___ Excerto do documento ___

A repressão da Polícia espanhola contra a manifestação de estudantes em protesto pelos cortes na Educação, anunciados pelo Governo de Mariano Rajoy, está a surtir um eco de indignação.
Ontem à noite, no quarto dia de protestos, os confrontos em Valência resultaram em pelo menos 16 feridos, entre os quais 11 polícias, e 22 detidos, incluindo cinco menores de idade.
A carga policial atingiu não só manifestantes, mas jornalistas e transeuntes.
As autoridades espanholas tentam evitar o alastramento da já baptizada "Primavera Valenciana"
para outras cidades espanholas. Por agora, três novos grupos da Unidade de Intervenção Polícia (UIP), oriundos de Barcelona, Sevilha e Valladolid foram destacados para Valência, onde se prevê uma tarde e noite quentes, avança o site do "Publico.es"
Ao todo são 400 agentes antidistúrbios mobilizados para as ruas da cidade depois dos estudantes terem anunciado que não irão arredar o pé.
O dispositivo de segurança em Valência será implementado pelo próprio comissário geral de Segurança Pública, Villabona Florentino, que estará esta tarde em Valência.
O responsável não descarta novos confrontos com a Polícia, considerando que grupos radicais se infiltraram naquele que começou como um protesto estudantil.
Rajoy não quer imagem de Espanha manchada
O primeiro ministro espanhol apelou hoje à "serenidade e responsabilidade" de "todos", depois de uma conferência de imprensa conjunta em Downing Street com o seu homólogo britânico David Cameron.
A agenda do encontro dos líderes esteve preenchida pelas questões económicas e de crescimento na União Europeia.
Questionado sobre a possibilidade da revolta se estender a outros pontos do país, Mariano Rajoy afirmou: "Esta é hora de serenidade e de responsabilidade. Não podemos dar uma imagem que não corresponde à do nosso país".
Ministro da Justiça defende ação da Polícia
Em declarações à rádio RNE, o ministro da Justiça espanhol, Alberto Ruiz-Gallardón afirmou que o Governo defenderá sempre o direito à liberdade de expressão e manifestação mas, no caso dos incidentes de Valência os agentes policiais foram "violentamente agredidos".
"Não temos muita simpatia pelos que atacam os que tornam possível que você e eu sejamos pessoas livres numa nação livre", afirmou.

___ Dados a analisar ___

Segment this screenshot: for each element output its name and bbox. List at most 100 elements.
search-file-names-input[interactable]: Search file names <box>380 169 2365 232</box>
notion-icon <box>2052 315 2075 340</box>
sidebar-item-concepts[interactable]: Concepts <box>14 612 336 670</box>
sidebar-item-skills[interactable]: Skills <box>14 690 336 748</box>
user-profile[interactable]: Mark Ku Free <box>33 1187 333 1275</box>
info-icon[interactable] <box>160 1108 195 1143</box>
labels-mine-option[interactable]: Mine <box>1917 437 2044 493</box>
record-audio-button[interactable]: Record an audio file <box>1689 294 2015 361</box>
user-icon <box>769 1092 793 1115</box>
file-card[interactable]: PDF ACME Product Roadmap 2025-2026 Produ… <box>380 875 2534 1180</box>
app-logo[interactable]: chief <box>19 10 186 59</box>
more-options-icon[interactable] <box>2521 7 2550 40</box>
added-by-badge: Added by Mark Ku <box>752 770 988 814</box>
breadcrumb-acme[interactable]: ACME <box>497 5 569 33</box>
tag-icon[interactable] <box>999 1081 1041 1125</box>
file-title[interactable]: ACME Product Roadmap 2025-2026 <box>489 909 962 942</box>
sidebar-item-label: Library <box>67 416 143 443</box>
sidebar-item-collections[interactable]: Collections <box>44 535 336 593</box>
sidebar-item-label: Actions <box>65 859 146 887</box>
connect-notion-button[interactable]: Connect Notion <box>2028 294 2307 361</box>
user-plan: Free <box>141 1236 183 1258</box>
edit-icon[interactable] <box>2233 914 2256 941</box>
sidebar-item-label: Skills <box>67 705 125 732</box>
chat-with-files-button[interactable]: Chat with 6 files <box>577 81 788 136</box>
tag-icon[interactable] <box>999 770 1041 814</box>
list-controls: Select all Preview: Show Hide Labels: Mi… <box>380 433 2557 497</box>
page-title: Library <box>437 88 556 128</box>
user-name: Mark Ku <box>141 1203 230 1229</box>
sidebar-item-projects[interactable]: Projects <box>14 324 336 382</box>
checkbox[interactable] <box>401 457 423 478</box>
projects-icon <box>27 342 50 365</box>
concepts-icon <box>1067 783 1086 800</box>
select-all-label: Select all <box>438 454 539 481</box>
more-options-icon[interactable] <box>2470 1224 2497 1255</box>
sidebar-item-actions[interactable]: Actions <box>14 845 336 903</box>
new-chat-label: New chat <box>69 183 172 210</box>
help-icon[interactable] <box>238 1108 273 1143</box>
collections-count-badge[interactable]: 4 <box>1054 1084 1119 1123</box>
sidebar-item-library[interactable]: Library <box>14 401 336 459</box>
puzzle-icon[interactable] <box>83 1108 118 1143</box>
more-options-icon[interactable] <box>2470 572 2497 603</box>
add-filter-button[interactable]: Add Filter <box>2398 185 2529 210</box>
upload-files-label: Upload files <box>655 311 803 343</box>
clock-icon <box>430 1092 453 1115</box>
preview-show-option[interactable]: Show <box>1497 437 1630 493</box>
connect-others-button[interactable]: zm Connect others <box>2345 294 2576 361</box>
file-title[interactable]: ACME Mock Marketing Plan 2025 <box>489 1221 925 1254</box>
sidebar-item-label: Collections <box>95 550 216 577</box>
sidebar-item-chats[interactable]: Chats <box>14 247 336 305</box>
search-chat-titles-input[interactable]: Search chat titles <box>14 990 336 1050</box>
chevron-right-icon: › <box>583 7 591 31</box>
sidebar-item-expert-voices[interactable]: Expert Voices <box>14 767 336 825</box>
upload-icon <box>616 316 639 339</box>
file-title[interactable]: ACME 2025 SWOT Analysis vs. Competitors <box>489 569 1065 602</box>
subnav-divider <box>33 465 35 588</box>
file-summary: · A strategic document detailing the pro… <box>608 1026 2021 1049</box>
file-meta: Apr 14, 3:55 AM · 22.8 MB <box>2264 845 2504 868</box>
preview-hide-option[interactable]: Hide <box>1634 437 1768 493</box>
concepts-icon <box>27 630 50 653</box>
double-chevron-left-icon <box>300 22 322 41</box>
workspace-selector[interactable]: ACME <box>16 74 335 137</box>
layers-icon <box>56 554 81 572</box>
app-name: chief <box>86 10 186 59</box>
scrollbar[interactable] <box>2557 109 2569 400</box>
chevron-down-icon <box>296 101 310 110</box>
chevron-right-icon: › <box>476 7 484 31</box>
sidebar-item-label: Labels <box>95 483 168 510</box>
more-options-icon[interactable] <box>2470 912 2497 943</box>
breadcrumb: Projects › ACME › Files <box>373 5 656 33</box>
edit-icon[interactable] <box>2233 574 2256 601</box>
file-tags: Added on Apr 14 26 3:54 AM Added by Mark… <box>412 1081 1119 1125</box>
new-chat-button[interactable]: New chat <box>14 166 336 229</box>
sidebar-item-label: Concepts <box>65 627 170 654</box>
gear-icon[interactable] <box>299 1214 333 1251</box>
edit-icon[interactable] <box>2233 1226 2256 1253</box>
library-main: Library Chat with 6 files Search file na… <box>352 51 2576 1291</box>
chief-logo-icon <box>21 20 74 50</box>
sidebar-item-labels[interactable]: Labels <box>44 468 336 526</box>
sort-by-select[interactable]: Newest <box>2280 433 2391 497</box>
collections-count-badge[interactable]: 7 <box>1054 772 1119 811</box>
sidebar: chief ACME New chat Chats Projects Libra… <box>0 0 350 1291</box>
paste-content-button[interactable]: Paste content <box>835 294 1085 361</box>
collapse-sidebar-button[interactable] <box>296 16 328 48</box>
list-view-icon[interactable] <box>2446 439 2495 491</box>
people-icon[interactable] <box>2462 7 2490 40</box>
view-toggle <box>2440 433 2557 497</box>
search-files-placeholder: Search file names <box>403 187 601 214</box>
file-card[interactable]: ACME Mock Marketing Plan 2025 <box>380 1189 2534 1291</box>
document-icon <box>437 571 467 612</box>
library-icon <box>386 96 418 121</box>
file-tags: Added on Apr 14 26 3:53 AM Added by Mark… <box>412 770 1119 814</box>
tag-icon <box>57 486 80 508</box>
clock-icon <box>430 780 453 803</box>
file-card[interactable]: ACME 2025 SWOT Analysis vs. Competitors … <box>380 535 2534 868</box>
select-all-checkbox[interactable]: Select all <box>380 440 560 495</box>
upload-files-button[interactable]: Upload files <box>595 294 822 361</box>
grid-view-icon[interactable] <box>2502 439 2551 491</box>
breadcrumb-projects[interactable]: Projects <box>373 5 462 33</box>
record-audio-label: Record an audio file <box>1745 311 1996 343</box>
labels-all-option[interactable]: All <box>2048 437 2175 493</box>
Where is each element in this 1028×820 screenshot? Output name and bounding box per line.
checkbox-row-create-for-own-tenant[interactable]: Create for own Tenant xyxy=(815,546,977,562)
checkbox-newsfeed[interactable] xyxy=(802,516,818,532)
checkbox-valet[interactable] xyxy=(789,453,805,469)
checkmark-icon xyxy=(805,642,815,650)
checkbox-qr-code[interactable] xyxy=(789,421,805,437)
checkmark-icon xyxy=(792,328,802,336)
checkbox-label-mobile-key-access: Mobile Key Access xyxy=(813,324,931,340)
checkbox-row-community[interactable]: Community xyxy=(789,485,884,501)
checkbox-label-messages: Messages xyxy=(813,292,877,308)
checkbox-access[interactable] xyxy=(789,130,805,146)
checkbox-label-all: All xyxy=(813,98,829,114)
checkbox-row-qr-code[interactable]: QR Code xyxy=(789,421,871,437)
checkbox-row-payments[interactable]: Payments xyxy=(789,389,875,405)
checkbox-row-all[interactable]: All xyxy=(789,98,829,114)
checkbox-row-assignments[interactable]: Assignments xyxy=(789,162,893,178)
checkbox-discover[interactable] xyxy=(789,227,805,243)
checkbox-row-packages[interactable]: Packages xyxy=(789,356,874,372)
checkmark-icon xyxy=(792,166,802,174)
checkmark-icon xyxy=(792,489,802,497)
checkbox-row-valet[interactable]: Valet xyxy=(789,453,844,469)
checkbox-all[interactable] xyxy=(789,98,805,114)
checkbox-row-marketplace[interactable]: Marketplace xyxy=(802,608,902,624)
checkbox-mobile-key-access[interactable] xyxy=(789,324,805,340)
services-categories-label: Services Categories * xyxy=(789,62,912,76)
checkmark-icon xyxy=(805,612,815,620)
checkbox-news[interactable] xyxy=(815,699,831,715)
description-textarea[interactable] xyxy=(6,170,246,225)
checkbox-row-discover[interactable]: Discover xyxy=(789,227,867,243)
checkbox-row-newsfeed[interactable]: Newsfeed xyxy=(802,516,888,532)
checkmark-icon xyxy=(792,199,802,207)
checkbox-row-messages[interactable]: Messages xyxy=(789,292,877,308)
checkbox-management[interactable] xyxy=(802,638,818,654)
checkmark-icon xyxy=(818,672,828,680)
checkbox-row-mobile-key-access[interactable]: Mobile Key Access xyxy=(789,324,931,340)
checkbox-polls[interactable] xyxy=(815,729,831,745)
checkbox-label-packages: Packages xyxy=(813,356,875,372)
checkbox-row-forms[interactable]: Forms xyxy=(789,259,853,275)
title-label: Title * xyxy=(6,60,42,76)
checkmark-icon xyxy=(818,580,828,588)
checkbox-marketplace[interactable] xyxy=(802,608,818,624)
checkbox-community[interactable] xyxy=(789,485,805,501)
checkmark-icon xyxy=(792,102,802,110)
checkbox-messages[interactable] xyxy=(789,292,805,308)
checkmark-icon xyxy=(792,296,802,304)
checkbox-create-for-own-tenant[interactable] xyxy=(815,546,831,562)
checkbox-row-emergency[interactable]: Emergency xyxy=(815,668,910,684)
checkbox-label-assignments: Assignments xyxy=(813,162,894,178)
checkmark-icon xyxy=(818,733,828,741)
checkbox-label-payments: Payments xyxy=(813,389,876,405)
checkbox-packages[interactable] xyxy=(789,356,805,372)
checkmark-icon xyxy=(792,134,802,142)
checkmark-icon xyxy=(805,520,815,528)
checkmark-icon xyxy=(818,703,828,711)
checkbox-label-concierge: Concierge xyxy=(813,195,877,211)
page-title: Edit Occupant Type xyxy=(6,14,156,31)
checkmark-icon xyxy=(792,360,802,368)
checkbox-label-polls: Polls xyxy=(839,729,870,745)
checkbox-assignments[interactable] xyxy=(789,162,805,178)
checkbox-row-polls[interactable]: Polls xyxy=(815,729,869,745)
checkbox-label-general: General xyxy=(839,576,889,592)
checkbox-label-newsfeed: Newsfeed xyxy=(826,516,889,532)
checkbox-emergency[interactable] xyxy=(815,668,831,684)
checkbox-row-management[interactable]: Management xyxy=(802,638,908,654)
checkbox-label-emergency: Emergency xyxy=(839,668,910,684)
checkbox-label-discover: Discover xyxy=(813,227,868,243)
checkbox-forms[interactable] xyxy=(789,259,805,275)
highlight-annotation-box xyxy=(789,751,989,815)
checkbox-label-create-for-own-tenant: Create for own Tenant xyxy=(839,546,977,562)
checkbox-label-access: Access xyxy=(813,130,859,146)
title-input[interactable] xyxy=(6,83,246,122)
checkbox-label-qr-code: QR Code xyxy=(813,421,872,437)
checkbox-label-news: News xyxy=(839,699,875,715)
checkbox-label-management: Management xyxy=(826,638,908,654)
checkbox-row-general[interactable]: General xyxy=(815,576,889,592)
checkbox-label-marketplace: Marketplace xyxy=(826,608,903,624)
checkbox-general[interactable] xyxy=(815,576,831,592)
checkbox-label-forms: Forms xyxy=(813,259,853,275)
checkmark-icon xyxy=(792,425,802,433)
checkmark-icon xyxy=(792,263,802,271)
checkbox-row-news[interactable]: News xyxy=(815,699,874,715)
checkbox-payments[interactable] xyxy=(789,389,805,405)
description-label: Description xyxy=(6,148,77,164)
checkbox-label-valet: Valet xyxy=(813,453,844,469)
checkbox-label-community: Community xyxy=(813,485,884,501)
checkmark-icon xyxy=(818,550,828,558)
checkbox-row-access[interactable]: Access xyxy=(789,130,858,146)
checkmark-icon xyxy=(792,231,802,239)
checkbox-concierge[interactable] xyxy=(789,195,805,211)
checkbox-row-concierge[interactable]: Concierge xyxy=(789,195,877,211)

___

Exercício 1 →
Responda às perguntas seguintes com base no texto sobre os protestos em Valência.
(a) Quantas pessoas foram detidas nos confrontos de ontem à noite em Valência, e quantas delas eram menores?
(b) De que cidades vieram os três novos grupos da Unidade de Intervenção Polícia destacados para Valência?
(c) A que rádio prestou declarações o ministro da Justiça espanhol?
Exercício 2 → Prossiga o texto sobre os protestos em Valência a partir da última frase apresentada.

Resposta 1 →
(a) Foram detidas 22 pessoas, cinco das quais menores de idade.
(b) Vieram de Barcelona, Sevilha e Valladolid.
(c) À rádio RNE.

Resposta 2 →
Questionado sobre se a reação policial foi proporcional, Ruiz-Gallardón está convicto de que se deve analisar cada caso mas dar sempre a presunção de atuação legítima às forças de segurança.
"Não seria adequado, de nenhuma das formas, que equiparássemos o que é uma reação perante uma violação dos comportamentos que estão admitidos numa sociedade democrática e o que é uma reação não apenas legítima mas exigida para restabelecer essa garantia dos direitos fundamentais", afirmou.
Mensagens proliferam na Internet
As autoridades advertem ainda sobre o papel das redes sociais na Internet para a proliferação de este tipo de situações. Aliás, para esta tarde foram convocadas concentrações de apoio
a Valência nas principais cidades de Espanha e no twitter multiplicam-se as mensagens em prol da "Primavera Estudantil".
O chefe superior da Polícia da Comunidade Valência garantiu ontem que os agentes foram obrigados a intervir e usar a força perante a "agressividade" de alguns manifestantes a quem chamou de "inimigos". De acordo com Antonio Moreno houve "uma agressividade adicional", comparativamente aos protestos da semana passada, o que exigiu "uma resposta equitativa".
"A Polícia está obrigada a manter a paz mas havia alguns interessados em agravar o conflito. Temos que preservar os direitos dos cidadãos e dos agentes que atuam em legítima defesa para se proteger", disse Moreno.
Um vídeo colocado no YouTube apela à concentração na Estação ferroviária do Norte, em Valência, hoje a partir das 19h30. "Contra a violência, interpretaremos "Mater Mea". Traz o teu instrumento".